▶ **Information supplied**:
+---+

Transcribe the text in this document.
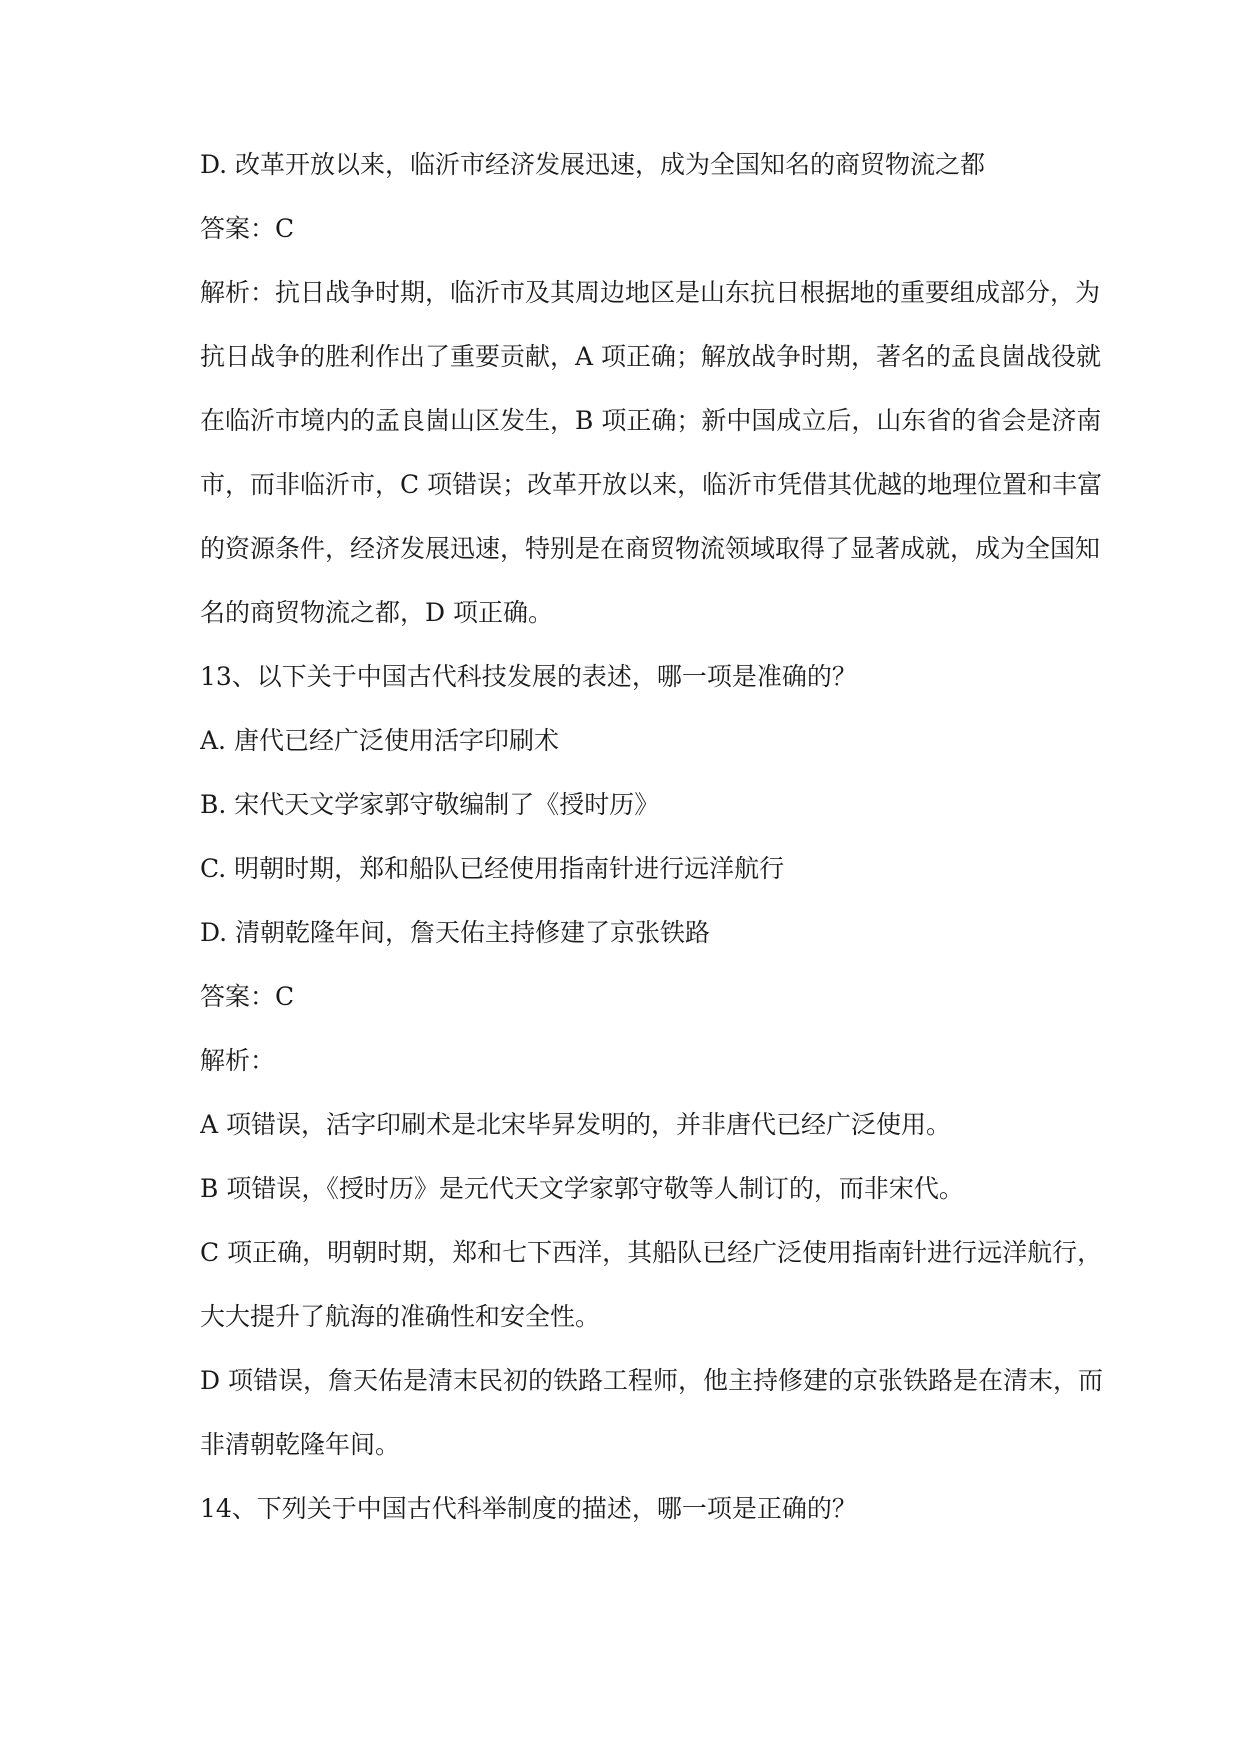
D. 改革开放以来，临沂市经济发展迅速，成为全国知名的商贸物流之都
答案：C
解析：抗日战争时期，临沂市及其周边地区是山东抗日根据地的重要组成部分，为
抗日战争的胜利作出了重要贡献，A 项正确；解放战争时期，著名的孟良崮战役就
在临沂市境内的孟良崮山区发生，B 项正确；新中国成立后，山东省的省会是济南
市，而非临沂市，C 项错误；改革开放以来，临沂市凭借其优越的地理位置和丰富
的资源条件，经济发展迅速，特别是在商贸物流领域取得了显著成就，成为全国知
名的商贸物流之都，D 项正确。
13、以下关于中国古代科技发展的表述，哪一项是准确的？
A. 唐代已经广泛使用活字印刷术
B. 宋代天文学家郭守敬编制了《授时历》
C. 明朝时期，郑和船队已经使用指南针进行远洋航行
D. 清朝乾隆年间，詹天佑主持修建了京张铁路
答案：C
解析：
A 项错误，活字印刷术是北宋毕昇发明的，并非唐代已经广泛使用。
B 项错误，《授时历》是元代天文学家郭守敬等人制订的，而非宋代。
C 项正确，明朝时期，郑和七下西洋，其船队已经广泛使用指南针进行远洋航行，
大大提升了航海的准确性和安全性。
D 项错误，詹天佑是清末民初的铁路工程师，他主持修建的京张铁路是在清末，而
非清朝乾隆年间。
14、下列关于中国古代科举制度的描述，哪一项是正确的？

+---+

▶ **To do**: State how many lines of the listing above hold the word "改革开放以来", with nothing but the number.

▶ **Response below**: 2